(Dataset rows)
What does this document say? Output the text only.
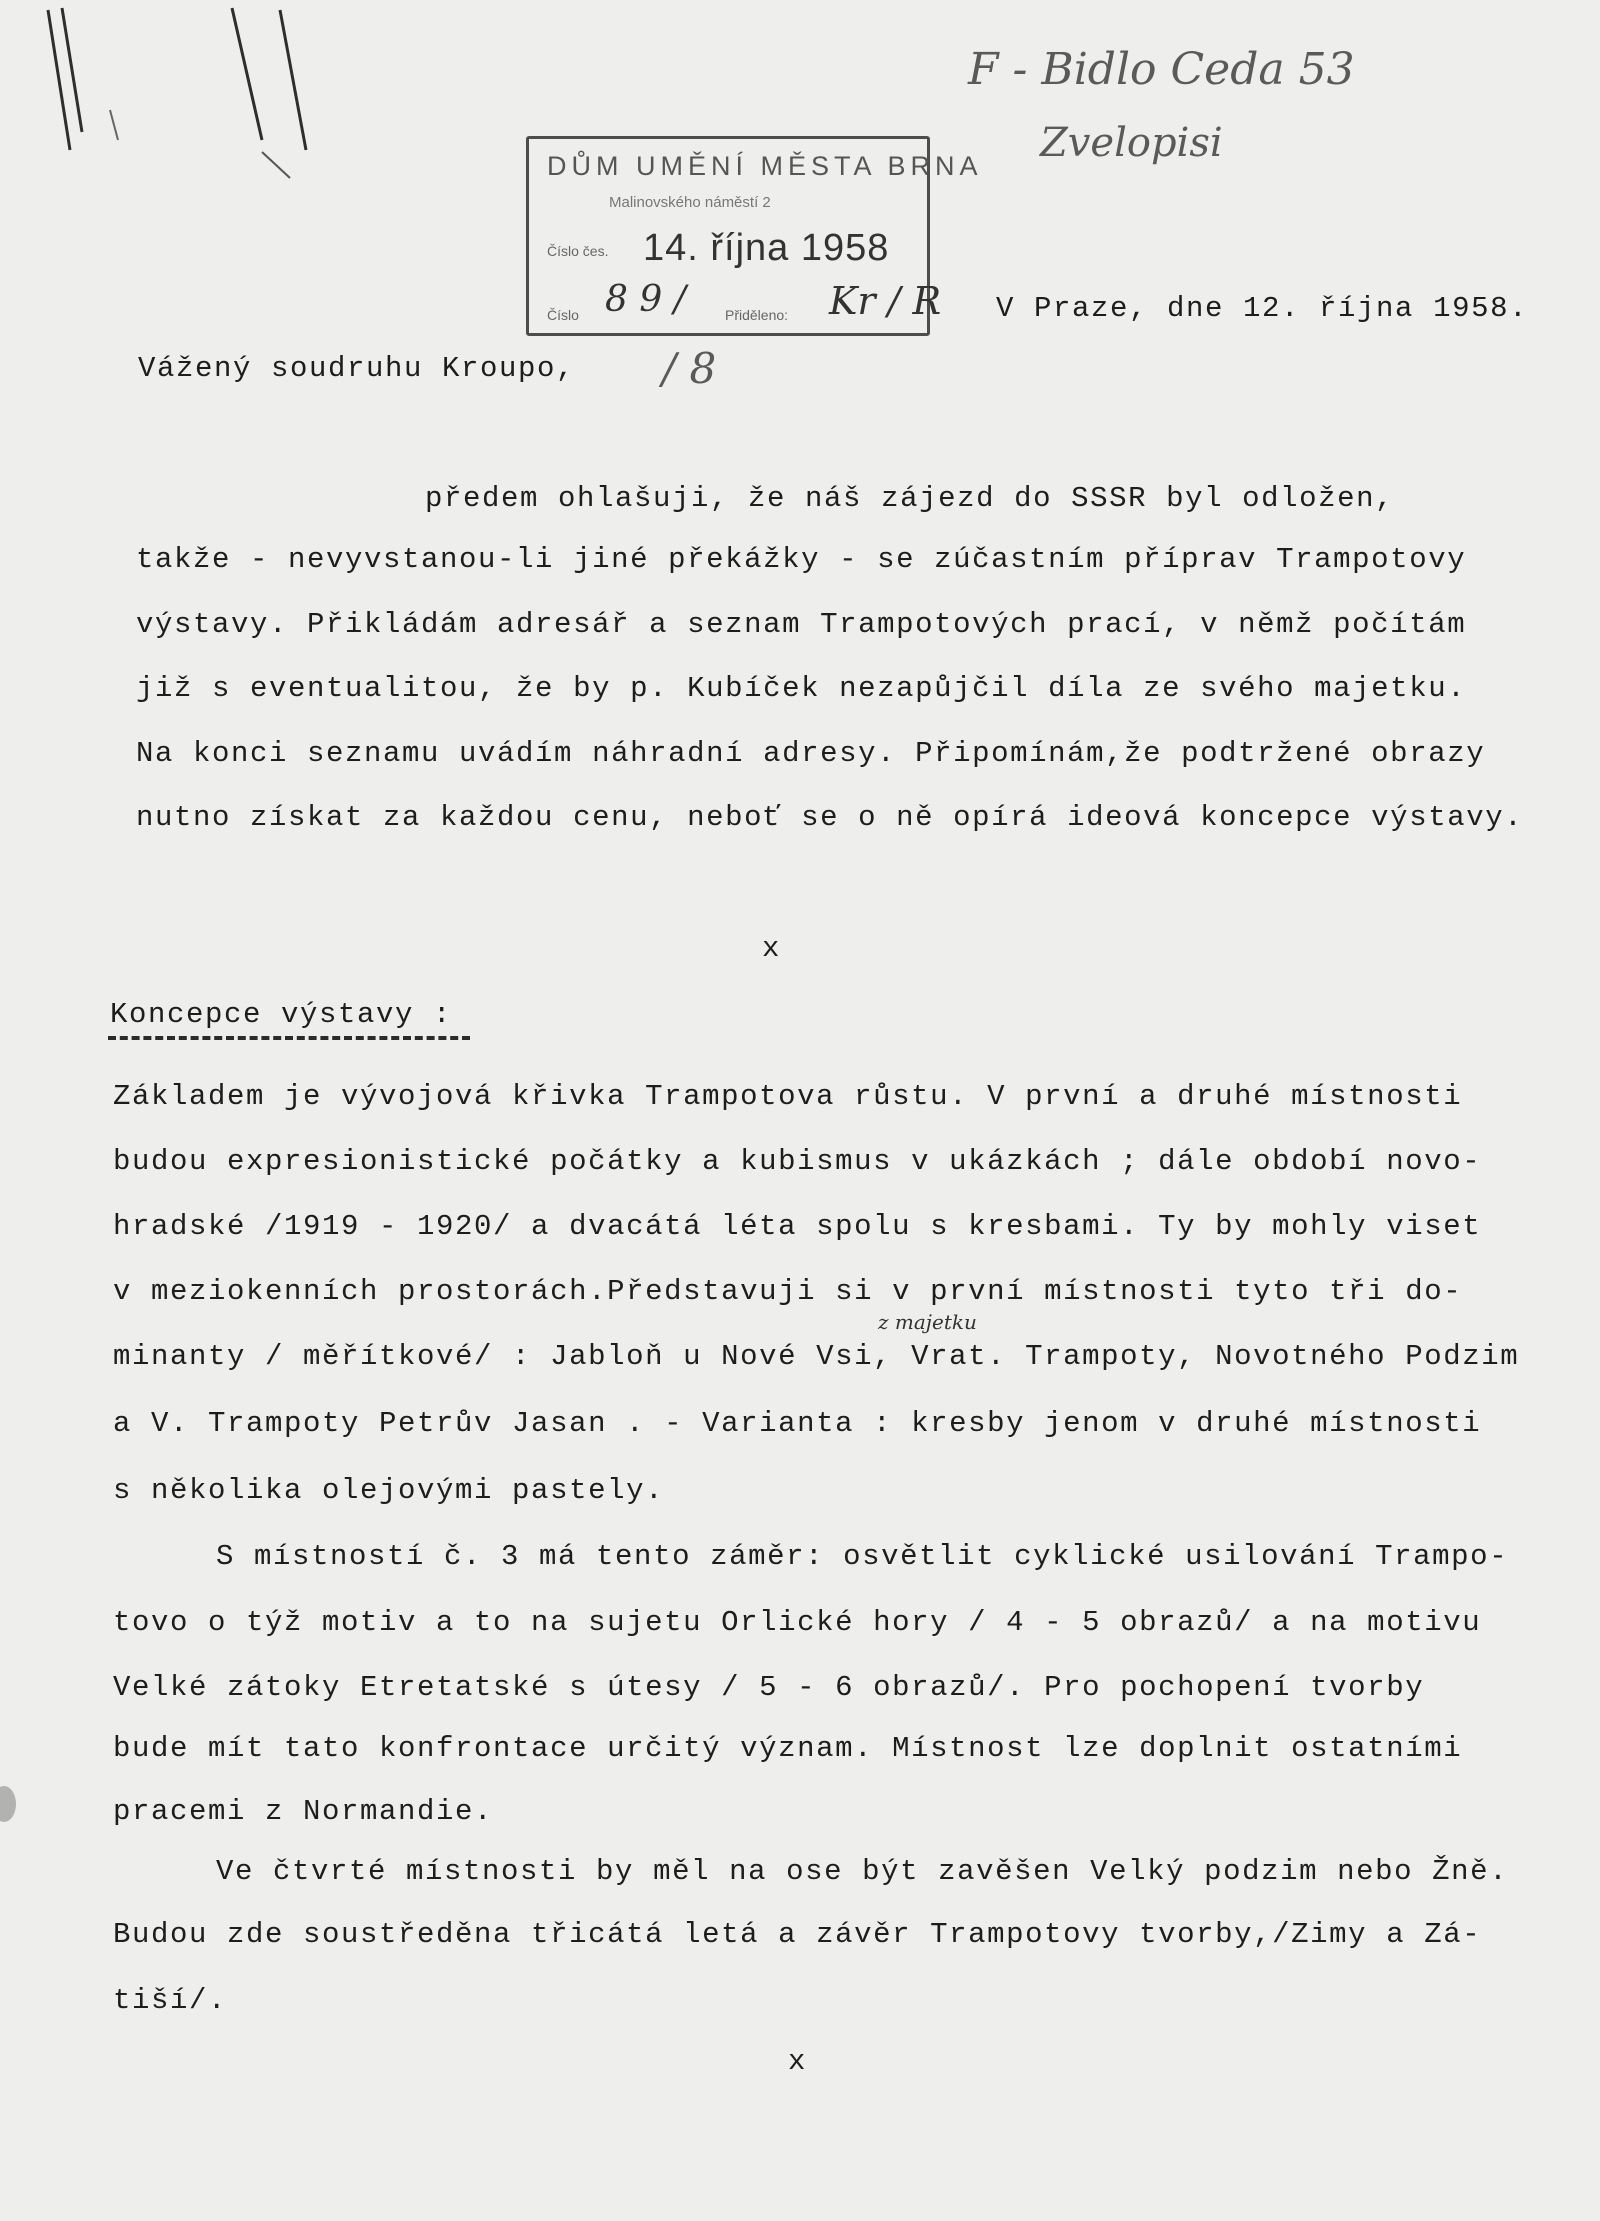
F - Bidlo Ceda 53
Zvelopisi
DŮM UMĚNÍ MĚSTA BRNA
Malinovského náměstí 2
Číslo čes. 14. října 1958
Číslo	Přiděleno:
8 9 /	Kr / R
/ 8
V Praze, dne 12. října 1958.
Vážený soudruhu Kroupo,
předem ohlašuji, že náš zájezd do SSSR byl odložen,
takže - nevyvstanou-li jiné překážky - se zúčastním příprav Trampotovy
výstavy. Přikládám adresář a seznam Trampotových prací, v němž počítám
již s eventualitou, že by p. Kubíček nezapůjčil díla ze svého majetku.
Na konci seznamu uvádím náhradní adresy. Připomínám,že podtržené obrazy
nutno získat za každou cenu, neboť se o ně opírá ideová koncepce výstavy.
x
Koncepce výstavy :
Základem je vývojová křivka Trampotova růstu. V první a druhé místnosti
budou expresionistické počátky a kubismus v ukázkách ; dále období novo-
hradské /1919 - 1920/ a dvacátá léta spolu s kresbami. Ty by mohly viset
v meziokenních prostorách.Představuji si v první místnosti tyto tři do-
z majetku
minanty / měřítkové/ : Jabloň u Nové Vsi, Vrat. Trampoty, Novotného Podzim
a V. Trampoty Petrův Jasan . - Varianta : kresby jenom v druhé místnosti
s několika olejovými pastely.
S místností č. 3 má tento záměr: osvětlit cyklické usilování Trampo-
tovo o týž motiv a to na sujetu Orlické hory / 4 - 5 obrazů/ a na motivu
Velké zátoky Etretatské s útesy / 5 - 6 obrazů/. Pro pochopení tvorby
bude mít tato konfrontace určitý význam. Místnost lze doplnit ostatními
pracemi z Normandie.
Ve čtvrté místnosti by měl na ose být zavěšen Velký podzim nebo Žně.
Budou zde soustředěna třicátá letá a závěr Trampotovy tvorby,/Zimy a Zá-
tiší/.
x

Aim of the exercise
Give an exact copy of the material, leaving out every picture.

Response
What does this document say? Output the text only.
F - Bidlo Ceda 53
Zvelopisi
DŮM UMĚNÍ MĚSTA BRNA
Malinovského náměstí 2
Číslo čes. 14. října 1958
Číslo	Přiděleno:
8 9 /	Kr / R
/ 8
V Praze, dne 12. října 1958.
Vážený soudruhu Kroupo,
předem ohlašuji, že náš zájezd do SSSR byl odložen,
takže - nevyvstanou-li jiné překážky - se zúčastním příprav Trampotovy
výstavy. Přikládám adresář a seznam Trampotových prací, v němž počítám
již s eventualitou, že by p. Kubíček nezapůjčil díla ze svého majetku.
Na konci seznamu uvádím náhradní adresy. Připomínám,že podtržené obrazy
nutno získat za každou cenu, neboť se o ně opírá ideová koncepce výstavy.
x
Koncepce výstavy :
Základem je vývojová křivka Trampotova růstu. V první a druhé místnosti
budou expresionistické počátky a kubismus v ukázkách ; dále období novo-
hradské /1919 - 1920/ a dvacátá léta spolu s kresbami. Ty by mohly viset
v meziokenních prostorách.Představuji si v první místnosti tyto tři do-
z majetku
minanty / měřítkové/ : Jabloň u Nové Vsi, Vrat. Trampoty, Novotného Podzim
a V. Trampoty Petrův Jasan . - Varianta : kresby jenom v druhé místnosti
s několika olejovými pastely.
S místností č. 3 má tento záměr: osvětlit cyklické usilování Trampo-
tovo o týž motiv a to na sujetu Orlické hory / 4 - 5 obrazů/ a na motivu
Velké zátoky Etretatské s útesy / 5 - 6 obrazů/. Pro pochopení tvorby
bude mít tato konfrontace určitý význam. Místnost lze doplnit ostatními
pracemi z Normandie.
Ve čtvrté místnosti by měl na ose být zavěšen Velký podzim nebo Žně.
Budou zde soustředěna třicátá letá a závěr Trampotovy tvorby,/Zimy a Zá-
tiší/.
x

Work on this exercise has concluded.